> _Dataset records_
┌────────

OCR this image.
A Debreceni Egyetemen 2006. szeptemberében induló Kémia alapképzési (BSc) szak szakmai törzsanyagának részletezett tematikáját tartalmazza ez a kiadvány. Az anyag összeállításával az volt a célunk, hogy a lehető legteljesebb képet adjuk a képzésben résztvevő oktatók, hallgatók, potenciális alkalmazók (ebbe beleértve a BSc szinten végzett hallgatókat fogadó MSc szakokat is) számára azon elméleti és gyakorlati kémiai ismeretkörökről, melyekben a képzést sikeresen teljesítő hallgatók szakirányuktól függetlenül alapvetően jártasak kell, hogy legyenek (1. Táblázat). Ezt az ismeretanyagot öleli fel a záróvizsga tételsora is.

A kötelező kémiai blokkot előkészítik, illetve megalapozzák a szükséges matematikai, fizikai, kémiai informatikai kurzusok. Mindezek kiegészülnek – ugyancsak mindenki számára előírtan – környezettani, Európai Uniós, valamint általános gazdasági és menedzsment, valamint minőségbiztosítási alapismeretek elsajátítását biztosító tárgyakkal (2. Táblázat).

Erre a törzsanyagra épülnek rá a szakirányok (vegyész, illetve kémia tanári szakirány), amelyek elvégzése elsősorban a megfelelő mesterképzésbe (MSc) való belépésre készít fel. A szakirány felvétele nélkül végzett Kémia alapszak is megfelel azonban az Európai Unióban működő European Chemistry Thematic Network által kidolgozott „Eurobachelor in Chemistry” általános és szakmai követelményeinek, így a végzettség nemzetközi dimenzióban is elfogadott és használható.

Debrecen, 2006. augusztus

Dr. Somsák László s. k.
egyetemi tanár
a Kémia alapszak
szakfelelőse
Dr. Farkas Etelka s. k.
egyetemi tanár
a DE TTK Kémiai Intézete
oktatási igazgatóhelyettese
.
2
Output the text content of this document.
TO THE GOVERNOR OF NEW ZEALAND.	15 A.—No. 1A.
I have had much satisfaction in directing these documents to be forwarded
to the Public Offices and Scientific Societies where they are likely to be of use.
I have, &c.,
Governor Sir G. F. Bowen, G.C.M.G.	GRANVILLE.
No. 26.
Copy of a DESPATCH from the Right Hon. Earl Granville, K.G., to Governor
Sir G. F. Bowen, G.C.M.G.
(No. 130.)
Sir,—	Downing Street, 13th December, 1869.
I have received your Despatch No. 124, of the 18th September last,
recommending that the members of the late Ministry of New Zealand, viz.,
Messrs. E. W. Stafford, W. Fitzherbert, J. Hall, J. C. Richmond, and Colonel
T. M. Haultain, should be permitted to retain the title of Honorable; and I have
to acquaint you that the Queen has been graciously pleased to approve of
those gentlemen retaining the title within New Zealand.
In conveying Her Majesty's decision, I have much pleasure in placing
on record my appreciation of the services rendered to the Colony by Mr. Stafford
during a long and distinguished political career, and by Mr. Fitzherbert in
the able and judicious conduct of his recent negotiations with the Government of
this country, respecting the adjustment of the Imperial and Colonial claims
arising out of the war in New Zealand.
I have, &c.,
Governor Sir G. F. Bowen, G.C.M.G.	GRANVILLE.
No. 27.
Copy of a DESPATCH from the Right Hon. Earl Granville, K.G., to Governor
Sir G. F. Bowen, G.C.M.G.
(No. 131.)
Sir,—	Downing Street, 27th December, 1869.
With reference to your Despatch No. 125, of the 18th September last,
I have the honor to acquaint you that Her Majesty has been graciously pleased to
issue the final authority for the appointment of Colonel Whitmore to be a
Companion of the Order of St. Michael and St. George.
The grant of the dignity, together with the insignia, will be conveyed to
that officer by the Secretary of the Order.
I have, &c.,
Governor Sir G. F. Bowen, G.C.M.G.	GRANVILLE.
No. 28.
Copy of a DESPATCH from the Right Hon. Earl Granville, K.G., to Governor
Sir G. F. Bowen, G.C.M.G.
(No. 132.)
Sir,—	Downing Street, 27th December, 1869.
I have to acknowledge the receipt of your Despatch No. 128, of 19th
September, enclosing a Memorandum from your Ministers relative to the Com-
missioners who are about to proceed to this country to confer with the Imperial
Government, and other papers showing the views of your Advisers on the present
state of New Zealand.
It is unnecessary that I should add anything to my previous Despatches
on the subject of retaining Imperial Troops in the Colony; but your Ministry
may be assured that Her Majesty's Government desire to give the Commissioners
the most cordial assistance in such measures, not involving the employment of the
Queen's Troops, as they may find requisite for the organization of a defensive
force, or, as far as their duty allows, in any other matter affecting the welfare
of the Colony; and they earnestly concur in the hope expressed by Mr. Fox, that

└────────

> _Exercise goal_
Using the entries above, return each line in which the word "alapszak" occurs.

> _Exercise output_
Erre a törzsanyagra épülnek rá a szakirányok (vegyész, illetve kémia tanári szakirány), amelyek elvégzése elsősorban a megfelelő mesterképzésbe (MSc) való belépésre készít fel. A szakirány felvétele nélkül végzett Kémia alapszak is megfelel azonban az Európai Unióban működő European Chemistry Thematic Network által kidolgozott „Eurobachelor in Chemistry” általános és szakmai követelményeinek, így a végzettség nemzetközi dimenzióban is elfogadott és használható.
a Kémia alapszak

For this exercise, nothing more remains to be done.